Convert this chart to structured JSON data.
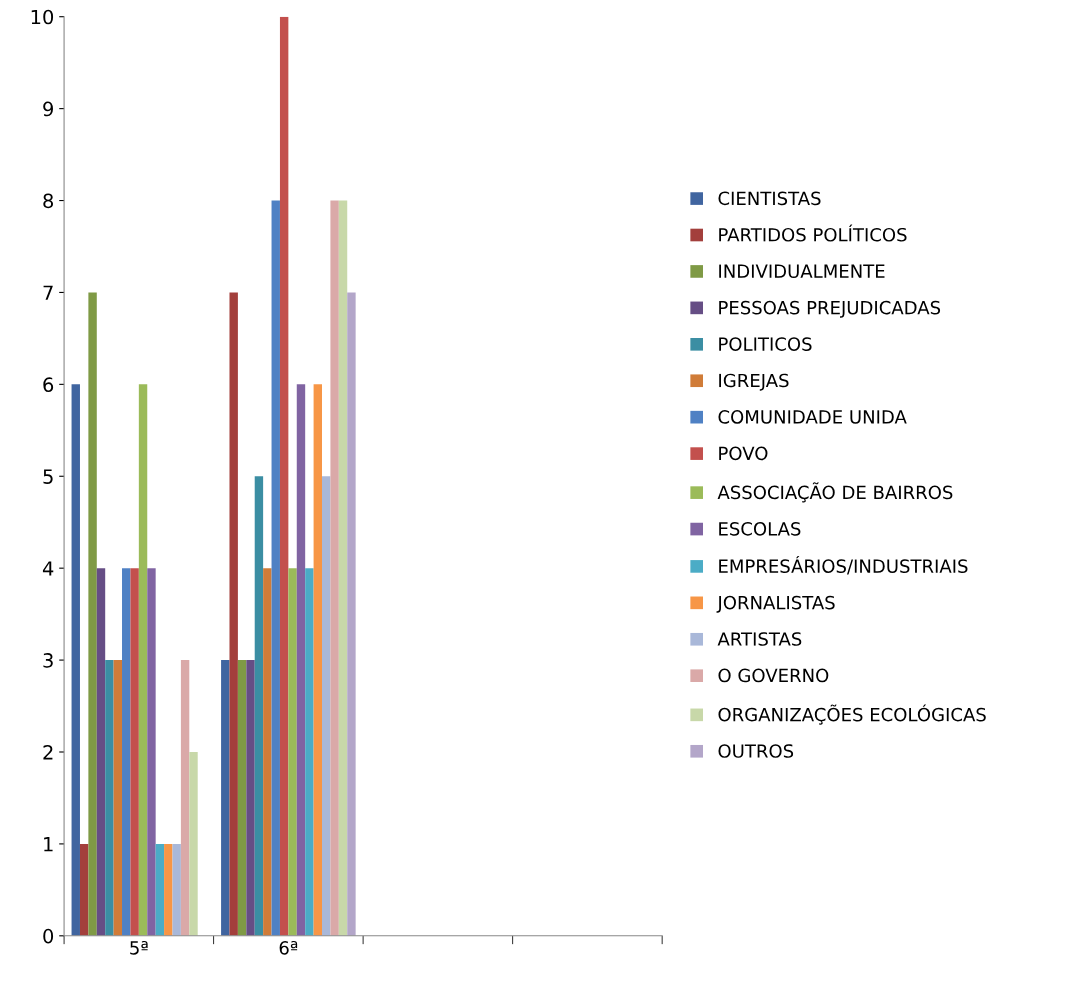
{
  "chart_data": {
    "type": "bar",
    "categories": [
      "5ª",
      "6ª",
      null,
      null
    ],
    "series": [
      {
        "name": "CIENTISTAS",
        "color": "#4065a0",
        "values": [
          6,
          3,
          null,
          null
        ]
      },
      {
        "name": "PARTIDOS POLÍTICOS",
        "color": "#a33f3c",
        "values": [
          1,
          7,
          null,
          null
        ]
      },
      {
        "name": "INDIVIDUALMENTE",
        "color": "#7f9a45",
        "values": [
          7,
          3,
          null,
          null
        ]
      },
      {
        "name": "PESSOAS PREJUDICADAS",
        "color": "#664e85",
        "values": [
          4,
          3,
          null,
          null
        ]
      },
      {
        "name": "POLITICOS",
        "color": "#3b8ea3",
        "values": [
          3,
          5,
          null,
          null
        ]
      },
      {
        "name": "IGREJAS",
        "color": "#d07c38",
        "values": [
          3,
          4,
          null,
          null
        ]
      },
      {
        "name": "COMUNIDADE UNIDA",
        "color": "#4f81c4",
        "values": [
          4,
          8,
          null,
          null
        ]
      },
      {
        "name": "POVO",
        "color": "#c3504d",
        "values": [
          4,
          10,
          null,
          null
        ]
      },
      {
        "name": "ASSOCIAÇÃO DE BAIRROS",
        "color": "#9bbb59",
        "values": [
          6,
          4,
          null,
          null
        ]
      },
      {
        "name": "ESCOLAS",
        "color": "#8064a2",
        "values": [
          4,
          6,
          null,
          null
        ]
      },
      {
        "name": "EMPRESÁRIOS/INDUSTRIAIS",
        "color": "#4bacc6",
        "values": [
          1,
          4,
          null,
          null
        ]
      },
      {
        "name": "JORNALISTAS",
        "color": "#f79646",
        "values": [
          1,
          6,
          null,
          null
        ]
      },
      {
        "name": "ARTISTAS",
        "color": "#a9b8d9",
        "values": [
          1,
          5,
          null,
          null
        ]
      },
      {
        "name": "O GOVERNO",
        "color": "#daa9a8",
        "values": [
          3,
          8,
          null,
          null
        ]
      },
      {
        "name": "ORGANIZAÇÕES ECOLÓGICAS",
        "color": "#c8d8a9",
        "values": [
          2,
          8,
          null,
          null
        ]
      },
      {
        "name": "OUTROS",
        "color": "#b3a6c9",
        "values": [
          0,
          7,
          null,
          null
        ]
      }
    ],
    "ylim": [
      0,
      10
    ],
    "yticks": [
      0,
      1,
      2,
      3,
      4,
      5,
      6,
      7,
      8,
      9,
      10
    ],
    "grid": false,
    "legend": "right"
  }
}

------------------------------

• [Work to do] Every entry above is to be set down exactly; the pictures are to be left out.

• [Task response]
Convert this chart to structured JSON data.
{
  "chart_data": {
    "type": "bar",
    "categories": [
      "5ª",
      "6ª",
      null,
      null
    ],
    "series": [
      {
        "name": "CIENTISTAS",
        "color": "#4065a0",
        "values": [
          6,
          3,
          null,
          null
        ]
      },
      {
        "name": "PARTIDOS POLÍTICOS",
        "color": "#a33f3c",
        "values": [
          1,
          7,
          null,
          null
        ]
      },
      {
        "name": "INDIVIDUALMENTE",
        "color": "#7f9a45",
        "values": [
          7,
          3,
          null,
          null
        ]
      },
      {
        "name": "PESSOAS PREJUDICADAS",
        "color": "#664e85",
        "values": [
          4,
          3,
          null,
          null
        ]
      },
      {
        "name": "POLITICOS",
        "color": "#3b8ea3",
        "values": [
          3,
          5,
          null,
          null
        ]
      },
      {
        "name": "IGREJAS",
        "color": "#d07c38",
        "values": [
          3,
          4,
          null,
          null
        ]
      },
      {
        "name": "COMUNIDADE UNIDA",
        "color": "#4f81c4",
        "values": [
          4,
          8,
          null,
          null
        ]
      },
      {
        "name": "POVO",
        "color": "#c3504d",
        "values": [
          4,
          10,
          null,
          null
        ]
      },
      {
        "name": "ASSOCIAÇÃO DE BAIRROS",
        "color": "#9bbb59",
        "values": [
          6,
          4,
          null,
          null
        ]
      },
      {
        "name": "ESCOLAS",
        "color": "#8064a2",
        "values": [
          4,
          6,
          null,
          null
        ]
      },
      {
        "name": "EMPRESÁRIOS/INDUSTRIAIS",
        "color": "#4bacc6",
        "values": [
          1,
          4,
          null,
          null
        ]
      },
      {
        "name": "JORNALISTAS",
        "color": "#f79646",
        "values": [
          1,
          6,
          null,
          null
        ]
      },
      {
        "name": "ARTISTAS",
        "color": "#a9b8d9",
        "values": [
          1,
          5,
          null,
          null
        ]
      },
      {
        "name": "O GOVERNO",
        "color": "#daa9a8",
        "values": [
          3,
          8,
          null,
          null
        ]
      },
      {
        "name": "ORGANIZAÇÕES ECOLÓGICAS",
        "color": "#c8d8a9",
        "values": [
          2,
          8,
          null,
          null
        ]
      },
      {
        "name": "OUTROS",
        "color": "#b3a6c9",
        "values": [
          0,
          7,
          null,
          null
        ]
      }
    ],
    "ylim": [
      0,
      10
    ],
    "yticks": [
      0,
      1,
      2,
      3,
      4,
      5,
      6,
      7,
      8,
      9,
      10
    ],
    "grid": false,
    "legend": "right"
  }
}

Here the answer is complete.